Look through the listing below and work out how many of its lines hold the word "автономным". Give only the number.
=== EXTRACTED RECORDS ===
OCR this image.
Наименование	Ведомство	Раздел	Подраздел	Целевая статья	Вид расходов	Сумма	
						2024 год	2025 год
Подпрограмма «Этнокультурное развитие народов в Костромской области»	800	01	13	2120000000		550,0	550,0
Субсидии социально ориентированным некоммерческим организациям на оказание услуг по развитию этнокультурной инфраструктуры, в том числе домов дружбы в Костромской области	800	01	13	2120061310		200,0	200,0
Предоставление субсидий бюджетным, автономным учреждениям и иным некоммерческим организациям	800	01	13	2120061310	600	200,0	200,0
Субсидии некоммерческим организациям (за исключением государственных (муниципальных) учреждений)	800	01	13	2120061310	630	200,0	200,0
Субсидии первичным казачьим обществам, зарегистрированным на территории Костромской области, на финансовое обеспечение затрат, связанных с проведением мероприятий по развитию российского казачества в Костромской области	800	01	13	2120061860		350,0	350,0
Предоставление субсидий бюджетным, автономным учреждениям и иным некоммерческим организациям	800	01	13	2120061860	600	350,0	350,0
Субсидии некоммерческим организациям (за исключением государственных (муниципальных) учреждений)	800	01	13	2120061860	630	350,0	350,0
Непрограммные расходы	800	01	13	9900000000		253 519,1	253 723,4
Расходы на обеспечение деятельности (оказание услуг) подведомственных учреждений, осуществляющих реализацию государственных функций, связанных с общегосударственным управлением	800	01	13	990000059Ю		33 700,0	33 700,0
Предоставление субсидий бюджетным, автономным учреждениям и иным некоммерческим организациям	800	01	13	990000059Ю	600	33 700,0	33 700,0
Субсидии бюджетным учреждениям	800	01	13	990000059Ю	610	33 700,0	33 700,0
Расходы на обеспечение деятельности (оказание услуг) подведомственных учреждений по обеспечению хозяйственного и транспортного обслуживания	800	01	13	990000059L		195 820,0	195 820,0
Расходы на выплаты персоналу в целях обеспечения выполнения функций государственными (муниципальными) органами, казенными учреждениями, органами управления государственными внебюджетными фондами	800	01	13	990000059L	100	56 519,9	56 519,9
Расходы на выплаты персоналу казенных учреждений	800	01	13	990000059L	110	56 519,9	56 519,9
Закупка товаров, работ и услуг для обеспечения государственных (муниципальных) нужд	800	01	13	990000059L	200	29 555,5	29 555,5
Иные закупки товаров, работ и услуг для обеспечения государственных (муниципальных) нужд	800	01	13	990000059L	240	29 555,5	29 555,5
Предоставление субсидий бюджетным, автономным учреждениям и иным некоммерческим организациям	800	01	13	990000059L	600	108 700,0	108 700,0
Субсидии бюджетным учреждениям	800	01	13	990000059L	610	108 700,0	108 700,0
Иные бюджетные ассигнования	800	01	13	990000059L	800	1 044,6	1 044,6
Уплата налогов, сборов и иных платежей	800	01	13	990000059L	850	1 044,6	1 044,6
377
===
**SOLUTION:** 4